§ **DATA PROVIDED**

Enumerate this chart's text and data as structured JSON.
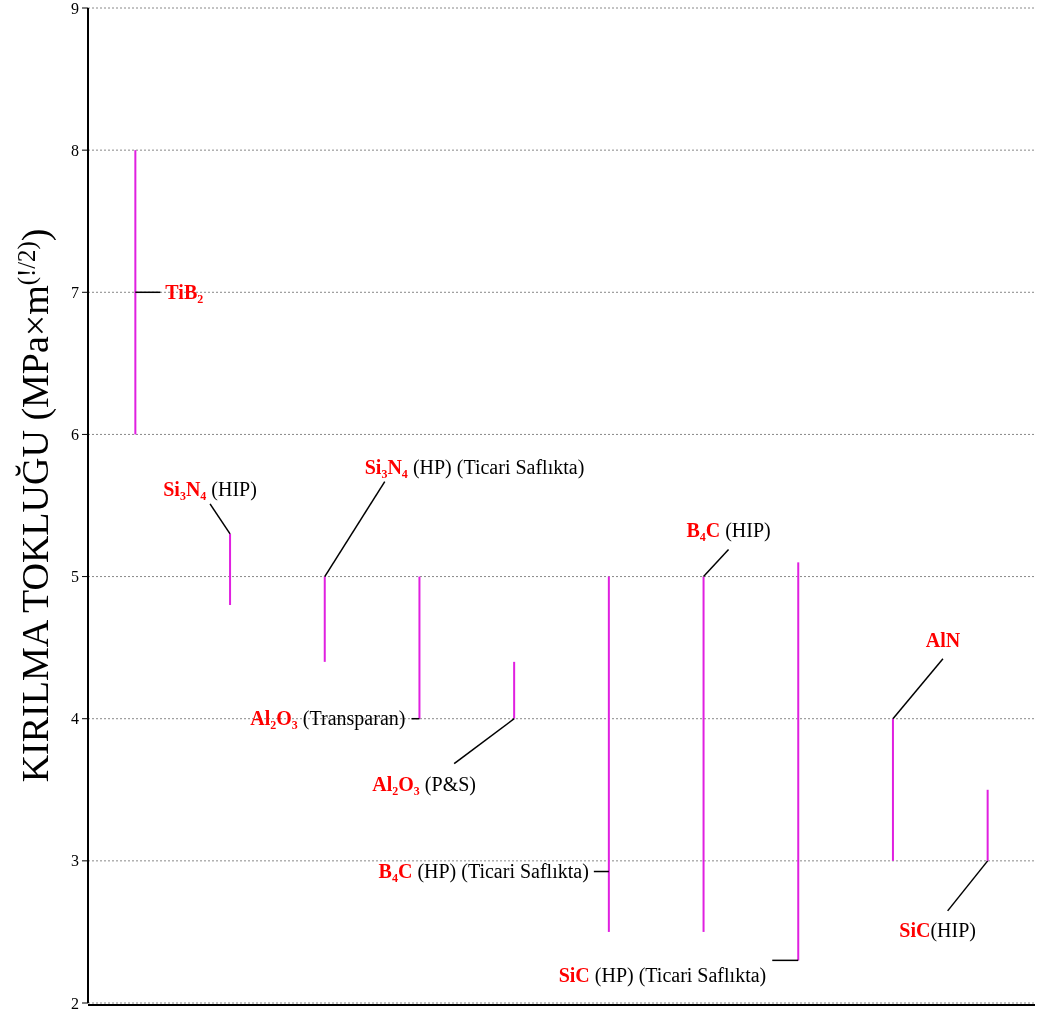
{
  "chart_data": {
    "type": "bar",
    "ylabel": "KIRILMA TOKLUĞU (MPa×m$^{(!/2)}$)",
    "categories": [
      null,
      null,
      null,
      null,
      null,
      null,
      null,
      null,
      null,
      null
    ],
    "base": [
      6,
      4.8,
      4.4,
      4,
      4,
      2.5,
      2.5,
      2.3,
      3,
      3
    ],
    "values": [
      2,
      0.5,
      0.6,
      1,
      0.4,
      2.5,
      2.5,
      2.8,
      1,
      0.5
    ],
    "color": "#e020e0",
    "ylim": [
      2,
      9
    ],
    "yticks": [
      2,
      3,
      4,
      5,
      6,
      7,
      8,
      9
    ],
    "grid": "y",
    "tick_labels": "y",
    "annotations": [
      "TiB₂",
      "Si₃N₄ (HIP)",
      "Si₃N₄ (HP) (Ticari Saflıkta)",
      "Al₂O₃ (Transparan)",
      "Al₂O₃ (P&S)",
      "B₄C (HP) (Ticari Saflıkta)",
      "B₄C (HIP)",
      "SiC (HP) (Ticari Saflıkta)",
      "AlN",
      "SiC(HIP)"
    ]
  }
}
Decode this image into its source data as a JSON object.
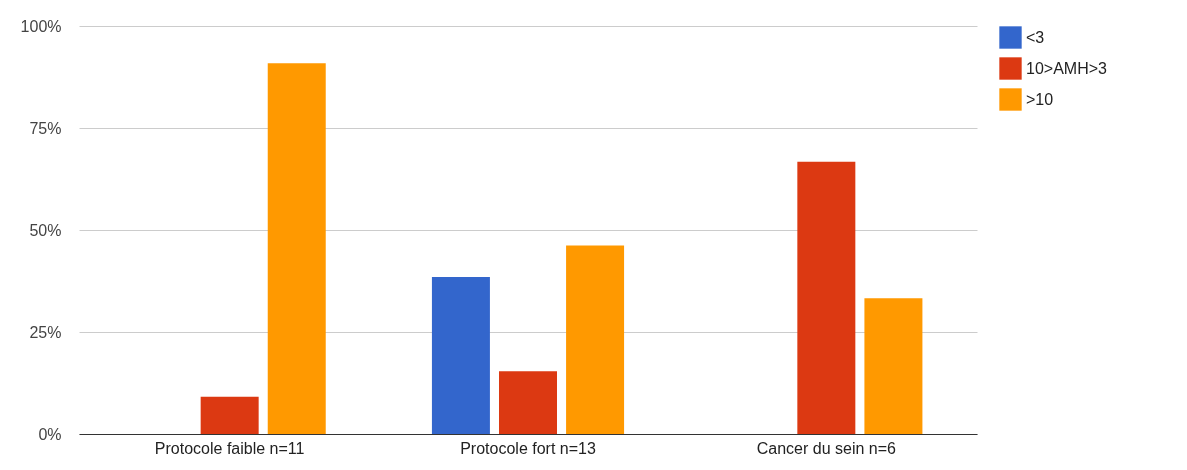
{
  "chart_data": {
    "type": "bar",
    "categories": [
      "Protocole faible n=11",
      "Protocole fort n=13",
      "Cancer du sein n=6"
    ],
    "series": [
      {
        "name": "<3",
        "color": "#3366cc",
        "values": [
          0,
          38.5,
          0
        ]
      },
      {
        "name": "10>AMH>3",
        "color": "#dc3912",
        "values": [
          9.1,
          15.4,
          66.7
        ]
      },
      {
        "name": ">10",
        "color": "#ff9900",
        "values": [
          90.9,
          46.2,
          33.3
        ]
      }
    ],
    "ylim": [
      0,
      100
    ],
    "yticks": [
      {
        "value": 0,
        "label": "0%"
      },
      {
        "value": 25,
        "label": "25%"
      },
      {
        "value": 50,
        "label": "50%"
      },
      {
        "value": 75,
        "label": "75%"
      },
      {
        "value": 100,
        "label": "100%"
      }
    ],
    "grid": "y",
    "legend": "top right"
  }
}
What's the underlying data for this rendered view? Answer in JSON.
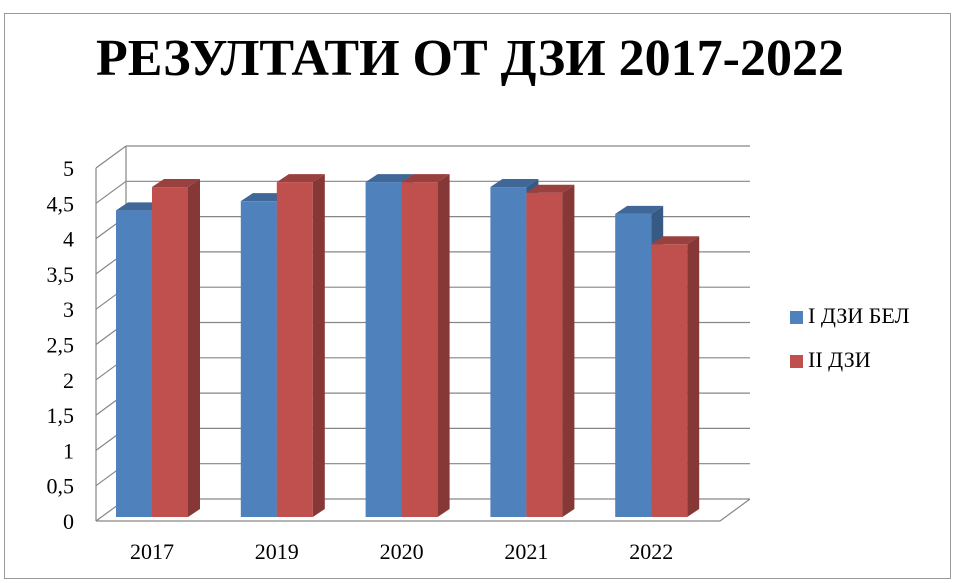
{
  "chart_data": {
    "type": "bar",
    "title": "РЕЗУЛТАТИ ОТ ДЗИ 2017-2022",
    "categories": [
      "2017",
      "2019",
      "2020",
      "2021",
      "2022"
    ],
    "series": [
      {
        "name": "I ДЗИ БЕЛ",
        "values": [
          4.4,
          4.53,
          4.8,
          4.73,
          4.35
        ],
        "color": "#4F81BD"
      },
      {
        "name": "II ДЗИ",
        "values": [
          4.73,
          4.8,
          4.8,
          4.65,
          3.92
        ],
        "color": "#C0504D"
      }
    ],
    "ylim": [
      0,
      5
    ],
    "yticks": [
      "0",
      "0,5",
      "1",
      "1,5",
      "2",
      "2,5",
      "3",
      "3,5",
      "4",
      "4,5",
      "5"
    ],
    "legend_position": "right",
    "grid": true
  }
}
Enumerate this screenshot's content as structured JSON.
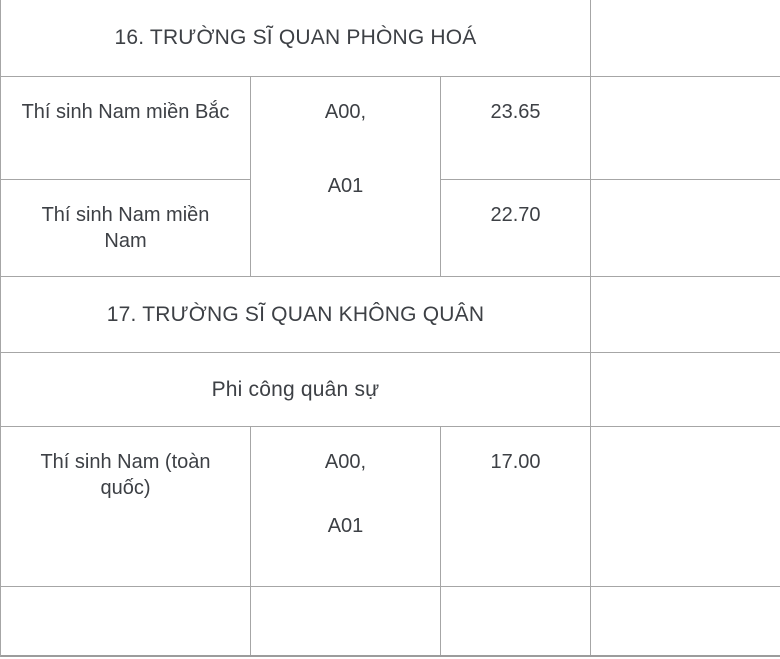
{
  "document": {
    "type": "admission-score-table",
    "columns": [
      "candidate-group",
      "subject-combinations",
      "score",
      "notes"
    ]
  },
  "colors": {
    "background": "#ffffff",
    "border": "#a6a6a6",
    "text": "#3d4045"
  },
  "sections": [
    {
      "title": "16. TRƯỜNG SĨ QUAN PHÒNG HOÁ",
      "rows": [
        {
          "label": "Thí sinh Nam miền Bắc",
          "combos": [
            "A00,",
            "A01"
          ],
          "score": "23.65"
        },
        {
          "label": "Thí sinh Nam miền Nam",
          "score": "22.70"
        }
      ]
    },
    {
      "title": "17. TRƯỜNG SĨ QUAN KHÔNG QUÂN",
      "subtitle": "Phi công quân sự",
      "rows": [
        {
          "label": "Thí sinh Nam (toàn quốc)",
          "combos": [
            "A00,",
            "A01"
          ],
          "score": "17.00"
        }
      ]
    }
  ]
}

§ **EXERCISE BRIEF**
Locate all lines in the listing above with the word "miền" and copy them.

§ **SOLUTION TO THIS EXERCISE**
          "label": "Thí sinh Nam miền Bắc",
          "label": "Thí sinh Nam miền Nam",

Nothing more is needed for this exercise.